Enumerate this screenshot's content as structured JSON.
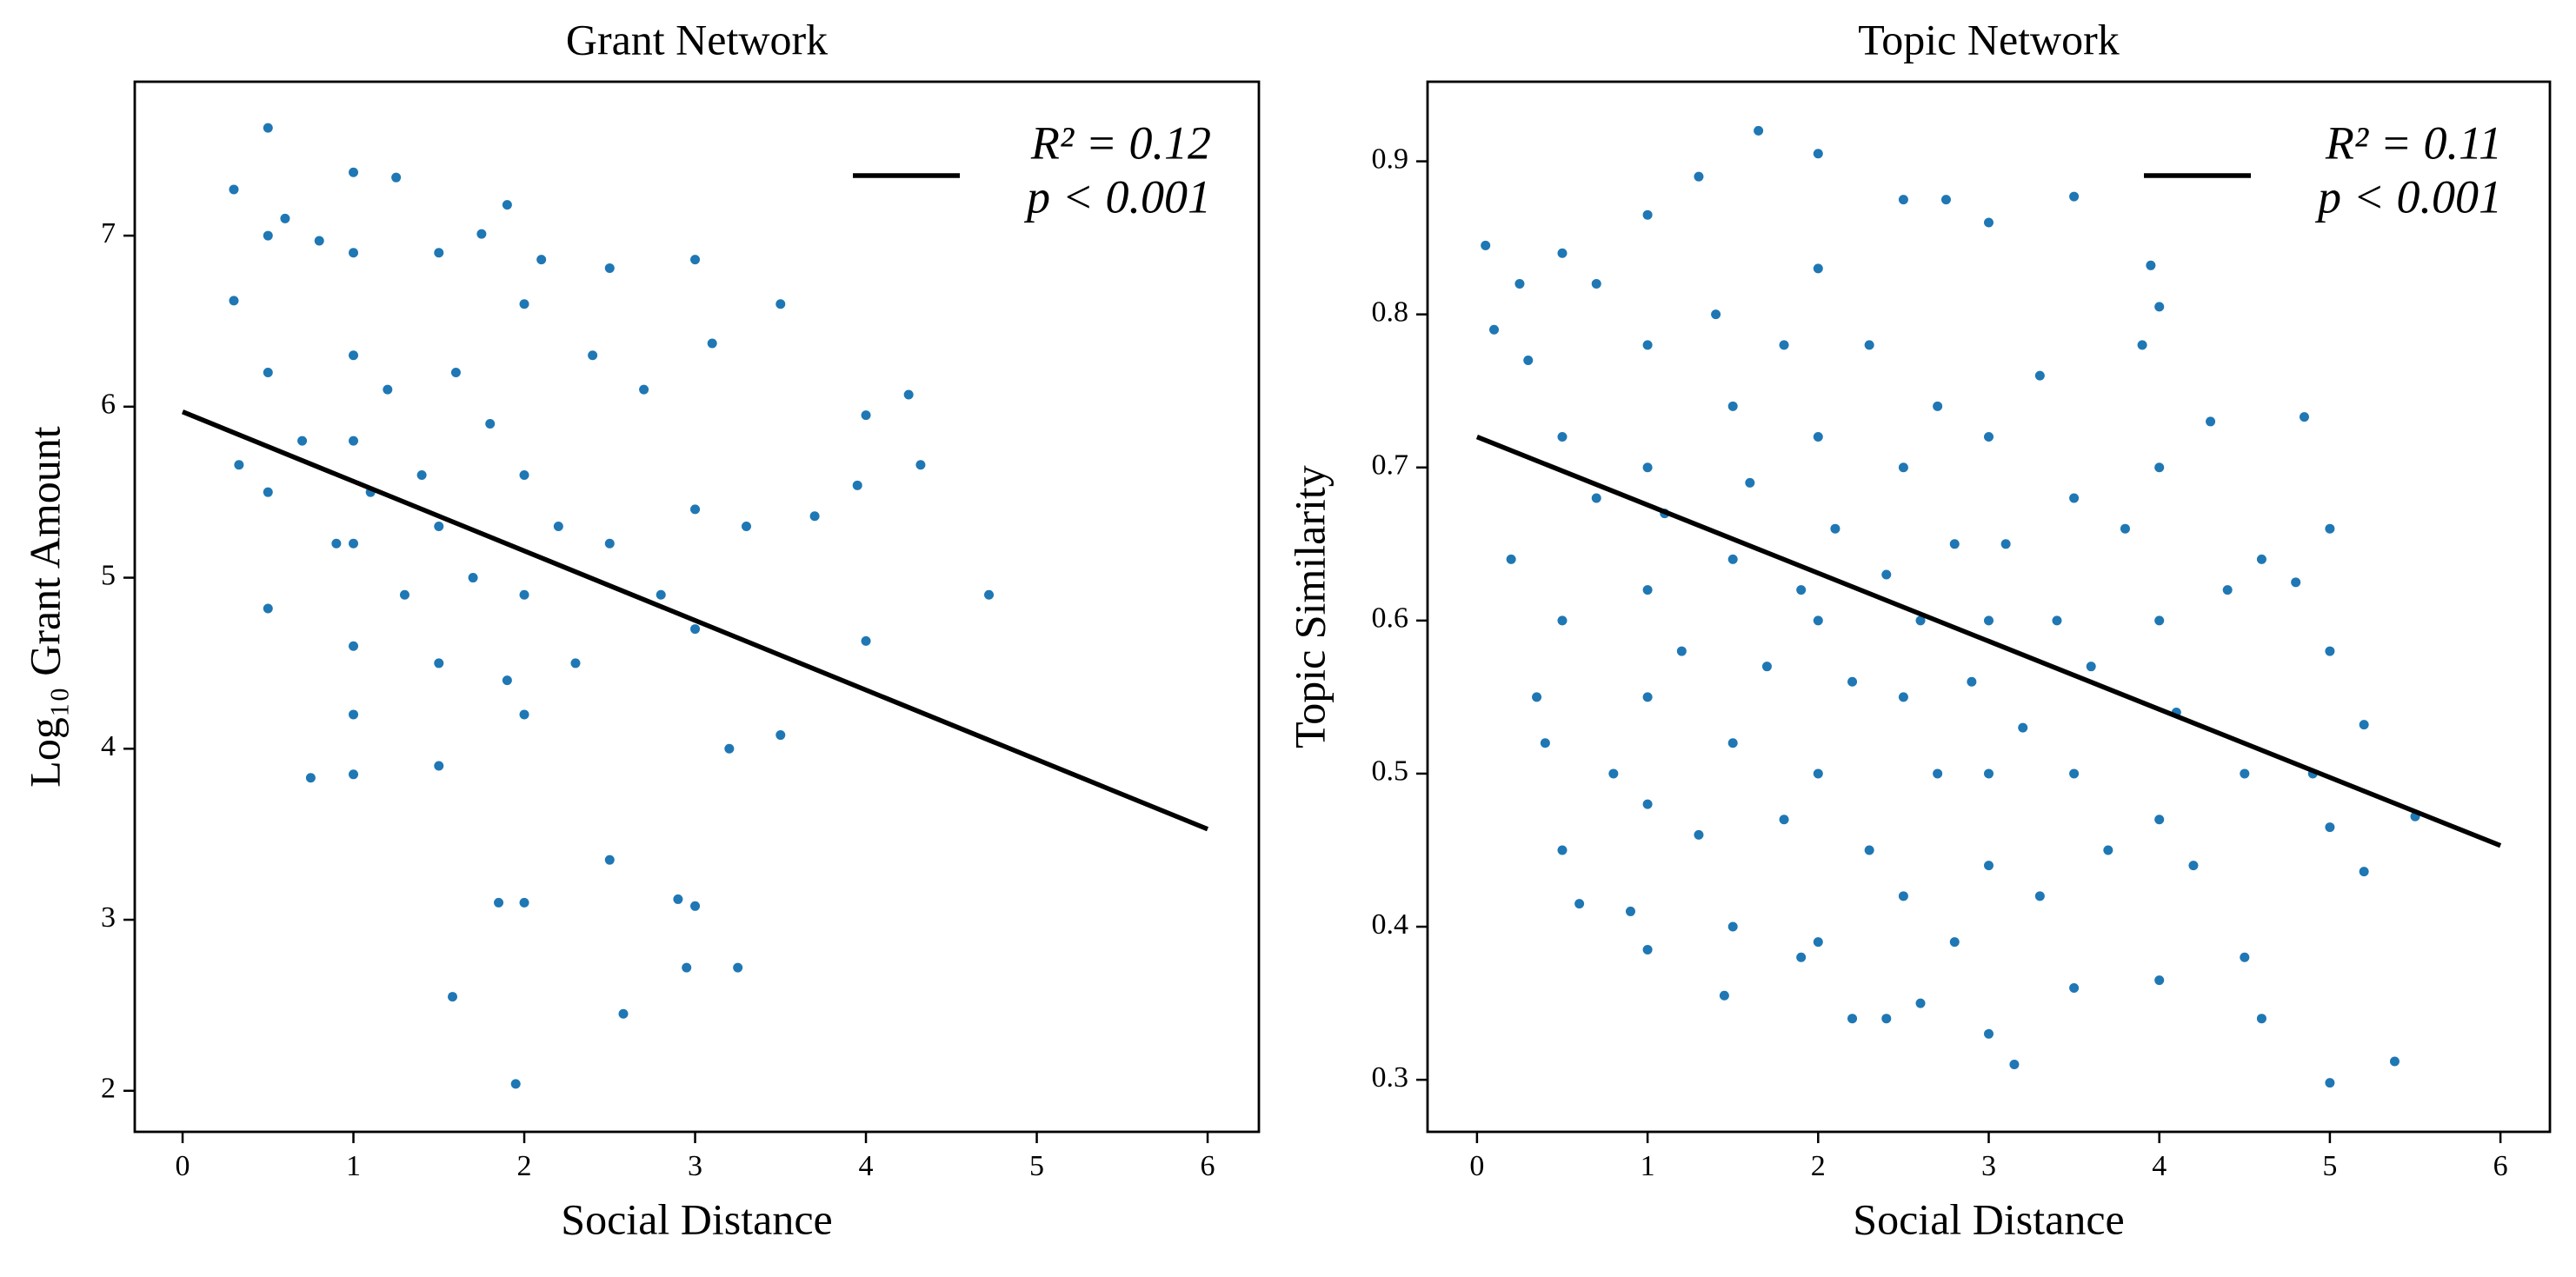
{
  "chart_data": [
    {
      "type": "scatter",
      "title": "Grant Network",
      "xlabel": "Social Distance",
      "ylabel": "Log₁₀ Grant Amount",
      "xlim": [
        -0.28,
        6.3
      ],
      "ylim": [
        1.76,
        7.9
      ],
      "xticks": [
        0,
        1,
        2,
        3,
        4,
        5,
        6
      ],
      "yticks": [
        2,
        3,
        4,
        5,
        6,
        7
      ],
      "series": [
        {
          "type": "scatter",
          "color": "#1f77b4",
          "x": [
            0.3,
            0.3,
            0.33,
            0.5,
            0.5,
            0.5,
            0.5,
            0.5,
            0.6,
            0.7,
            0.75,
            0.8,
            0.9,
            1,
            1,
            1,
            1,
            1,
            1,
            1,
            1,
            1.1,
            1.2,
            1.25,
            1.3,
            1.4,
            1.5,
            1.5,
            1.5,
            1.5,
            1.58,
            1.6,
            1.7,
            1.75,
            1.8,
            1.85,
            1.9,
            1.9,
            1.95,
            2,
            2,
            2,
            2,
            2,
            2.1,
            2.2,
            2.3,
            2.4,
            2.5,
            2.5,
            2.5,
            2.58,
            2.7,
            2.8,
            2.9,
            2.95,
            3,
            3,
            3,
            3,
            3.1,
            3.2,
            3.25,
            3.3,
            3.5,
            3.5,
            3.7,
            3.95,
            4,
            4,
            4.25,
            4.32,
            4.72
          ],
          "values": [
            7.27,
            6.62,
            5.66,
            7.63,
            7.0,
            6.2,
            5.5,
            4.82,
            7.1,
            5.8,
            3.83,
            6.97,
            5.2,
            7.37,
            6.9,
            6.3,
            5.8,
            5.2,
            4.6,
            4.2,
            3.85,
            5.5,
            6.1,
            7.34,
            4.9,
            5.6,
            6.9,
            5.3,
            4.5,
            3.9,
            2.55,
            6.2,
            5.0,
            7.01,
            5.9,
            3.1,
            7.18,
            4.4,
            2.04,
            6.6,
            5.6,
            4.9,
            4.2,
            3.1,
            6.86,
            5.3,
            4.5,
            6.3,
            6.81,
            5.2,
            3.35,
            2.45,
            6.1,
            4.9,
            3.12,
            2.72,
            6.86,
            5.4,
            4.7,
            3.08,
            6.37,
            4.0,
            2.72,
            5.3,
            6.6,
            4.08,
            5.36,
            5.54,
            5.95,
            4.63,
            6.07,
            5.66,
            4.9
          ]
        },
        {
          "type": "line",
          "color": "#000000",
          "x": [
            0,
            6
          ],
          "values": [
            5.97,
            3.53
          ],
          "legend_label": [
            "R² = 0.12",
            "p < 0.001"
          ]
        }
      ]
    },
    {
      "type": "scatter",
      "title": "Topic Network",
      "xlabel": "Social Distance",
      "ylabel": "Topic Similarity",
      "xlim": [
        -0.29,
        6.29
      ],
      "ylim": [
        0.266,
        0.952
      ],
      "xticks": [
        0,
        1,
        2,
        3,
        4,
        5,
        6
      ],
      "yticks": [
        0.3,
        0.4,
        0.5,
        0.6,
        0.7,
        0.8,
        0.9
      ],
      "series": [
        {
          "type": "scatter",
          "color": "#1f77b4",
          "x": [
            0.05,
            0.1,
            0.2,
            0.25,
            0.3,
            0.35,
            0.4,
            0.5,
            0.5,
            0.5,
            0.5,
            0.6,
            0.7,
            0.7,
            0.8,
            0.9,
            1,
            1,
            1,
            1,
            1,
            1,
            1,
            1.1,
            1.2,
            1.3,
            1.3,
            1.4,
            1.45,
            1.5,
            1.5,
            1.5,
            1.5,
            1.6,
            1.65,
            1.7,
            1.8,
            1.8,
            1.9,
            1.9,
            2,
            2,
            2,
            2,
            2,
            2,
            2.1,
            2.2,
            2.2,
            2.3,
            2.3,
            2.4,
            2.4,
            2.5,
            2.5,
            2.5,
            2.5,
            2.6,
            2.6,
            2.7,
            2.7,
            2.75,
            2.8,
            2.8,
            2.9,
            3,
            3,
            3,
            3,
            3,
            3,
            3.1,
            3.15,
            3.2,
            3.3,
            3.3,
            3.4,
            3.5,
            3.5,
            3.5,
            3.5,
            3.6,
            3.7,
            3.8,
            3.9,
            3.95,
            4,
            4,
            4,
            4,
            4,
            4.1,
            4.2,
            4.3,
            4.4,
            4.5,
            4.5,
            4.6,
            4.6,
            4.8,
            4.85,
            4.9,
            5,
            5,
            5,
            5,
            5.2,
            5.2,
            5.38,
            5.5
          ],
          "values": [
            0.845,
            0.79,
            0.64,
            0.82,
            0.77,
            0.55,
            0.52,
            0.84,
            0.72,
            0.6,
            0.45,
            0.415,
            0.82,
            0.68,
            0.5,
            0.41,
            0.865,
            0.78,
            0.7,
            0.62,
            0.55,
            0.48,
            0.385,
            0.67,
            0.58,
            0.89,
            0.46,
            0.8,
            0.355,
            0.74,
            0.64,
            0.52,
            0.4,
            0.69,
            0.92,
            0.57,
            0.78,
            0.47,
            0.62,
            0.38,
            0.905,
            0.83,
            0.72,
            0.6,
            0.5,
            0.39,
            0.66,
            0.56,
            0.34,
            0.78,
            0.45,
            0.63,
            0.34,
            0.875,
            0.7,
            0.55,
            0.42,
            0.6,
            0.35,
            0.74,
            0.5,
            0.875,
            0.65,
            0.39,
            0.56,
            0.86,
            0.72,
            0.6,
            0.5,
            0.44,
            0.33,
            0.65,
            0.31,
            0.53,
            0.76,
            0.42,
            0.6,
            0.877,
            0.68,
            0.5,
            0.36,
            0.57,
            0.45,
            0.66,
            0.78,
            0.832,
            0.805,
            0.7,
            0.6,
            0.47,
            0.365,
            0.54,
            0.44,
            0.73,
            0.62,
            0.5,
            0.38,
            0.64,
            0.34,
            0.625,
            0.733,
            0.5,
            0.66,
            0.58,
            0.465,
            0.298,
            0.436,
            0.532,
            0.312,
            0.472
          ]
        },
        {
          "type": "line",
          "color": "#000000",
          "x": [
            0,
            6
          ],
          "values": [
            0.72,
            0.453
          ],
          "legend_label": [
            "R² = 0.11",
            "p < 0.001"
          ]
        }
      ]
    }
  ]
}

▬▬▬▬▬▬▬▬▬▬

Copy down every line of the entries containing the word "Grant".

      "title": "Grant Network",
      "ylabel": "Log₁₀ Grant Amount",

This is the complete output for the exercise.